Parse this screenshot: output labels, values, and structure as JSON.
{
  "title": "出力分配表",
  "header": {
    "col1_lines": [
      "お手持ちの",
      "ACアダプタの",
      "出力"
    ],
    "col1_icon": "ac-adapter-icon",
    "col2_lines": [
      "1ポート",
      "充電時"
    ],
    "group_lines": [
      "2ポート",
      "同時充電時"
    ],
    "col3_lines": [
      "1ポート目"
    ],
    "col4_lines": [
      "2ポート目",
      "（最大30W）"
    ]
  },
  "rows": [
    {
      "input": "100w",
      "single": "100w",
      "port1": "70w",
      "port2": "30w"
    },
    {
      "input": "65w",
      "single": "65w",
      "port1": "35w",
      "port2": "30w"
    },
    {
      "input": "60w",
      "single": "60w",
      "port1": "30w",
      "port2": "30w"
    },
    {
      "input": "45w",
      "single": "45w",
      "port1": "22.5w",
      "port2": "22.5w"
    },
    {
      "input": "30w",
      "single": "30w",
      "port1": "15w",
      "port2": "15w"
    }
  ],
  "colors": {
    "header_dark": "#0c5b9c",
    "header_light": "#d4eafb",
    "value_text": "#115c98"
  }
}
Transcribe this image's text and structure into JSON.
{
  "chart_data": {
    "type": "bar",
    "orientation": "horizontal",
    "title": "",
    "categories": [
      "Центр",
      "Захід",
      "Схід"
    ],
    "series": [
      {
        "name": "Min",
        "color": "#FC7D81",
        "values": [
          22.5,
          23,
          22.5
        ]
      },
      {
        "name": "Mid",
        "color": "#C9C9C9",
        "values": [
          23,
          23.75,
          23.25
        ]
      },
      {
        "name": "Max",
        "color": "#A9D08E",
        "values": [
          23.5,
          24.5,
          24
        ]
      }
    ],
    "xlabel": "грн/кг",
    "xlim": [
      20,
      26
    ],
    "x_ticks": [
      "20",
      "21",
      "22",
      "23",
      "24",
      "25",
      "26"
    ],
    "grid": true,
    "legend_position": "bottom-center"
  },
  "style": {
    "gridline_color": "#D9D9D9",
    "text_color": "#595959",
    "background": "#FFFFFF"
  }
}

:::

(EXERCISE): Pick every line with "single" in it and copy it.

(THE RESULT):
      "single": "100w",
      "single": "65w",
      "single": "60w",
      "single": "45w",
      "single": "30w",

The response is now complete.